Patty Hearst is a 1988 American biographical film directed by Paul Schrader and stars Natasha Richardson as Hearst Corporation heiress Patricia Hearst and Ving Rhames as Symbionese Liberation Army leader Cinque. It is based on Hearst's 1982 autobiography Every Secret Thing (co-written with Alvin Moscow), which was later rereleased as Patty Hearst – Her Own Story.

The film depicts the kidnapping of student Patty Hearst by the Symbionese Liberation Army, her transformation into an active follower of the SLA after a long-lasting imprisonment and process of purported brainwashing, and her final arrest after a series of armed robberies.

Cast
 Natasha Richardson – Patricia Hearst
 William Forsythe – William "Teko" Harris
 Ving Rhames – Cinque Mtume
 Frances Fisher – Yolanda
 Jodi Long – Wendy Yoshimura
 Olivia Barash – Fahizah
 Dana Delany – Gelina
 Marek Johnson – Zoya
 Kitty Swink – Gabi
 Peter Kowanko – Cujo (as Pete Kowanko)

+===+

> _GIVEN REQUEST 1_
In the Patty Hearst film passage, who directed the 1988 film?
> _GIVEN REQUEST 2_
Can you rewrite the Patty Hearst film passage from the words "Patty Hearst is" through "Her Own Story.", swapping "autobiography" for "memoir"?
> _GIVEN REQUEST 3_
Can you extend the Patty Hearst film passage by writing the part that comes after its final line?

> _Rows from a data source_
+===+

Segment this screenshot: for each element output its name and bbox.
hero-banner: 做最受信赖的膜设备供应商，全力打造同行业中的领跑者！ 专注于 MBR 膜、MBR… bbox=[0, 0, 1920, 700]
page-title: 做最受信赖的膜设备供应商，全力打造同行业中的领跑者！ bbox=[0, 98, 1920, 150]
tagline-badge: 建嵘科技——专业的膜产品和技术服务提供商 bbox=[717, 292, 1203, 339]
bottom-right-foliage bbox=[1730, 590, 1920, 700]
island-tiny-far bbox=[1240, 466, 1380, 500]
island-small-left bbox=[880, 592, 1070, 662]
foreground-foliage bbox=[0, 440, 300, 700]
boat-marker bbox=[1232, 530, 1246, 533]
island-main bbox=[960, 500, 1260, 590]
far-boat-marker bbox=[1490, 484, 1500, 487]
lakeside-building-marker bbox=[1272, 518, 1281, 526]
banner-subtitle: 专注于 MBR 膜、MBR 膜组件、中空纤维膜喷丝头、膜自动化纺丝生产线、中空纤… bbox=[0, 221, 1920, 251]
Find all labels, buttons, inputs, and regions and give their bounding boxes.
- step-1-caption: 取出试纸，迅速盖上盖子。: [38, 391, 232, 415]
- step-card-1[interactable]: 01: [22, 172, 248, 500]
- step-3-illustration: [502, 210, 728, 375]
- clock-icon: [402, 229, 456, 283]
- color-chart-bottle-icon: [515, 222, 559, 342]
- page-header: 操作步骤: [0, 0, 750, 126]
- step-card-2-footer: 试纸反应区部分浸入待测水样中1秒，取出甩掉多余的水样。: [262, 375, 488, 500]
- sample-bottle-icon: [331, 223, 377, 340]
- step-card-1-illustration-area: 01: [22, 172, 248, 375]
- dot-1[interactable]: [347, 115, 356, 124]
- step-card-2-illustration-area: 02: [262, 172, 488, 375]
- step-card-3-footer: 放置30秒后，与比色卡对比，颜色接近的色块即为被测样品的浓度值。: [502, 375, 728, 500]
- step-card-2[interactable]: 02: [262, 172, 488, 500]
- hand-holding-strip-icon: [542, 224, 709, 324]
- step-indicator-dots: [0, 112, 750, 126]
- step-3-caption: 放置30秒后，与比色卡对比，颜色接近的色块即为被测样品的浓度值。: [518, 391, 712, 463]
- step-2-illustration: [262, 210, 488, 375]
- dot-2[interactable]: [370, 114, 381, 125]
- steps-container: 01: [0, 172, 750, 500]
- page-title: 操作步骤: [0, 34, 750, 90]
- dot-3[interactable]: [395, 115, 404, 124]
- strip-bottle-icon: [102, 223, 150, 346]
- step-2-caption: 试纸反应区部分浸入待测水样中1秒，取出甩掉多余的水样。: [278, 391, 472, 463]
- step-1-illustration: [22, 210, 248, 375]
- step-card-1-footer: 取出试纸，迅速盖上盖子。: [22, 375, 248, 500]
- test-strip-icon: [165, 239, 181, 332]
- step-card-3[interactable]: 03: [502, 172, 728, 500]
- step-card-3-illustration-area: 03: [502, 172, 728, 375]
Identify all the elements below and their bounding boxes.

+===+

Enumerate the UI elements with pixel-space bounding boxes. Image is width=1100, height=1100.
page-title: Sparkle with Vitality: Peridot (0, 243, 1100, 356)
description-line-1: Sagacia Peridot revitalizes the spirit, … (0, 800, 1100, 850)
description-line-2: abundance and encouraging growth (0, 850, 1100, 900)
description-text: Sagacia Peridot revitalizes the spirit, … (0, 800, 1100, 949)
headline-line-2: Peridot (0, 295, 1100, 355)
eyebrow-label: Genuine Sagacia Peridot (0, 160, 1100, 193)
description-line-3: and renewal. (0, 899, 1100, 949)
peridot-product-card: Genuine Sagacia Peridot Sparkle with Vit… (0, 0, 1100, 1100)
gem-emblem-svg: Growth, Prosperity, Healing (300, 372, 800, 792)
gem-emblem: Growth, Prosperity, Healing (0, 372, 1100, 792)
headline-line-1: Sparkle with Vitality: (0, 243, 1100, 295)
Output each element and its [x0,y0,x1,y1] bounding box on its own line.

+===+

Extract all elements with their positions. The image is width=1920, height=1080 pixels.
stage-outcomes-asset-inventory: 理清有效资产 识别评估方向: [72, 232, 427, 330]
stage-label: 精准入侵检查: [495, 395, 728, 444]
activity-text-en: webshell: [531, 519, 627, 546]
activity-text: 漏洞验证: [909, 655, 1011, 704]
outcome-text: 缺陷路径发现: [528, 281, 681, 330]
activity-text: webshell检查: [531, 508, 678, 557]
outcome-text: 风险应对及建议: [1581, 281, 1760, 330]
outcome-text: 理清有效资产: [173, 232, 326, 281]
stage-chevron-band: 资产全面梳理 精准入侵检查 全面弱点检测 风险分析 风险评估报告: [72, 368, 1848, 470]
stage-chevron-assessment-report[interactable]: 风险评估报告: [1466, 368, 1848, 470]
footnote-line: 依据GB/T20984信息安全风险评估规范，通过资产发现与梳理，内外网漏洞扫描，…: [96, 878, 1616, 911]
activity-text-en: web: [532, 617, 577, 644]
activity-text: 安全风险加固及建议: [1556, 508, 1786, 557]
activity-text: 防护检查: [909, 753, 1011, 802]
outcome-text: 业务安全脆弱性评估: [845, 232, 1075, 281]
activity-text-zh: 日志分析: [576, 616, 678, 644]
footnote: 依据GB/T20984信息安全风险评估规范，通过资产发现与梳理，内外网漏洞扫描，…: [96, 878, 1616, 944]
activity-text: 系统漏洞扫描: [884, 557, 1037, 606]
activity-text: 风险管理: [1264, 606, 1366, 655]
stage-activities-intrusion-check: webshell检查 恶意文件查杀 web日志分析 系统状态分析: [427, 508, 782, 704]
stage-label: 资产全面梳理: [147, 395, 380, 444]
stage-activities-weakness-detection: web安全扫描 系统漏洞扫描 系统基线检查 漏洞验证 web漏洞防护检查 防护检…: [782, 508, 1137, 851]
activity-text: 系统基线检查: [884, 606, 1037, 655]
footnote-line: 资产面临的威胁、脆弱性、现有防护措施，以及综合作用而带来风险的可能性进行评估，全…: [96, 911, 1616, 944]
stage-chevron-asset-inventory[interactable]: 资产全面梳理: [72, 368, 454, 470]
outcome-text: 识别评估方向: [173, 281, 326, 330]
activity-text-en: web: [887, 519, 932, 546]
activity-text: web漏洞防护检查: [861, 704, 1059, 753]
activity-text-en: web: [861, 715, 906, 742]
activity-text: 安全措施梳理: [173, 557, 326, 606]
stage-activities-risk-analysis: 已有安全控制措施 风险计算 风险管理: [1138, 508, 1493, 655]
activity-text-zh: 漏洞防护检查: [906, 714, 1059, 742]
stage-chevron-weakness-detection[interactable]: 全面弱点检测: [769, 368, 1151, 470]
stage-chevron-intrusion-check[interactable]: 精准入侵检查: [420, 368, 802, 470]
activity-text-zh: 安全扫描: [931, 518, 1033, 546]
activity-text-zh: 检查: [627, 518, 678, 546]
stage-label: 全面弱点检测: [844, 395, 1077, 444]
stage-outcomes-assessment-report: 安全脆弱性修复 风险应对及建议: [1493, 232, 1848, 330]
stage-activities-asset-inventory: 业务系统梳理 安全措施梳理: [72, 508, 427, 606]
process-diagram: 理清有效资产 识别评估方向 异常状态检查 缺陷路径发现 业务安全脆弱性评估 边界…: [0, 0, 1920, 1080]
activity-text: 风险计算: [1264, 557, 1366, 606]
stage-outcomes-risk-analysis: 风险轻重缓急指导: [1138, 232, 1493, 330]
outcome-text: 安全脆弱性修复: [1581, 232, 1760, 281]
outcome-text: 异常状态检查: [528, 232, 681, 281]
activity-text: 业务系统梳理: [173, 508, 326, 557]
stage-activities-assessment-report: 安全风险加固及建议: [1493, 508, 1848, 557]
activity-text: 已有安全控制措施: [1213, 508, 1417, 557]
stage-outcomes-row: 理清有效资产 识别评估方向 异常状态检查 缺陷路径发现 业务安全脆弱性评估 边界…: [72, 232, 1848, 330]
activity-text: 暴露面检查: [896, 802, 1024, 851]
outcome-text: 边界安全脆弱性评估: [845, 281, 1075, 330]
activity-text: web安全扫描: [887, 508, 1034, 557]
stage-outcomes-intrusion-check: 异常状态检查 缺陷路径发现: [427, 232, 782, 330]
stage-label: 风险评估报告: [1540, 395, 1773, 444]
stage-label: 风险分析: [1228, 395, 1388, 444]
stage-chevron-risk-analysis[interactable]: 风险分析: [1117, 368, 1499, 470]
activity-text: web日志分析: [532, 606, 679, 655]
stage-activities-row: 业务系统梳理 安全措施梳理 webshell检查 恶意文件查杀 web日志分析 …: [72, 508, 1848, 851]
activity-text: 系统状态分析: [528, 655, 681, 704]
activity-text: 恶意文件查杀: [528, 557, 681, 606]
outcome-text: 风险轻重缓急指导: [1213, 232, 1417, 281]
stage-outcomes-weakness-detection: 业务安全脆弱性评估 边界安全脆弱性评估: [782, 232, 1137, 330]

+===+

> _RESULT 1_
Paul Schrader directed it.

> _RESULT 2_
Patty Hearst is a 1988 American biographical film directed by Paul Schrader and stars Natasha Richardson as Hearst Corporation heiress Patricia Hearst and Ving Rhames as Symbionese Liberation Army leader Cinque. It is based on Hearst's 1982 memoir Every Secret Thing (co-written with Alvin Moscow), which was later rereleased as Patty Hearst – Her Own Story.

> _RESULT 3_
 Tom O'Rourke – Jim Browning
 Scott Kraft – Steven Weed
 Jeff Imada – Neighbor
 Ermal Williamson – Randolph A. Hearst
 Elaine Revard – Catherine Hearst
 Destiny Reyes Allstun - Vicky Hearst

Production
The film was written by Nicholas Kazan (son of Oscar-winning director Elia Kazan) drawing narration from Hearst's memoir.

Patty Hearst premiered at the 1988 Cannes Film Festival on May 13 in the feature film competition. The film opened on September 23, 1988, in the US and grossed $601,680 in its opening weekend. It made a total domestic gross of $1,223,326.

Reception
The film garnered a generally mixed critical response, although Richardson's performance was applauded by most critics. Amongst credited critics, the film has a rating of 45% positive reactions on Rotten Tomatoes, with 11 reviews counted. Vincent Canby of The New York Times wrote that "Patty Hearst is a beautifully produced movie, seen entirely from Patty's limited point of view. It is stylized at times, utterly direct and both shocking and grimly funny." Roger Ebert writing for the Chicago Sun-Times praised Richardson's performance: "The entire film centers on the remarkable performance by Natasha Richardson as Hearst." but concluded that "This whole story seemed so much more exciting from the outside."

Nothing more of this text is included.